§ What the task requires: Reproduce all of the data exactly, with no line skipped.

━━━ Dataset content ━━━

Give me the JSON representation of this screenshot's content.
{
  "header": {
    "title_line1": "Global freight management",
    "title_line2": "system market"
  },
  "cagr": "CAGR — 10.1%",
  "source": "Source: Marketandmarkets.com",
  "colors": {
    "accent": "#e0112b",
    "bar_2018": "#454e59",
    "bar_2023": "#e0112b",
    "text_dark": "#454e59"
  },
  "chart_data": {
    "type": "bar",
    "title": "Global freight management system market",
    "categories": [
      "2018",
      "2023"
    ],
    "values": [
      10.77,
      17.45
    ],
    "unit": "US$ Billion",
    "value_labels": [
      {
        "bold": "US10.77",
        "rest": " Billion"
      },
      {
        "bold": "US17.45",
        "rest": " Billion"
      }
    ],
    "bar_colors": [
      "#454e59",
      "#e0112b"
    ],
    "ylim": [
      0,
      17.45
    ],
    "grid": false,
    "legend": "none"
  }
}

━━━

§ Task response:
Give me the JSON representation of this screenshot's content.
{
  "header": {
    "title_line1": "Global freight management",
    "title_line2": "system market"
  },
  "cagr": "CAGR — 10.1%",
  "source": "Source: Marketandmarkets.com",
  "colors": {
    "accent": "#e0112b",
    "bar_2018": "#454e59",
    "bar_2023": "#e0112b",
    "text_dark": "#454e59"
  },
  "chart_data": {
    "type": "bar",
    "title": "Global freight management system market",
    "categories": [
      "2018",
      "2023"
    ],
    "values": [
      10.77,
      17.45
    ],
    "unit": "US$ Billion",
    "value_labels": [
      {
        "bold": "US10.77",
        "rest": " Billion"
      },
      {
        "bold": "US17.45",
        "rest": " Billion"
      }
    ],
    "bar_colors": [
      "#454e59",
      "#e0112b"
    ],
    "ylim": [
      0,
      17.45
    ],
    "grid": false,
    "legend": "none"
  }
}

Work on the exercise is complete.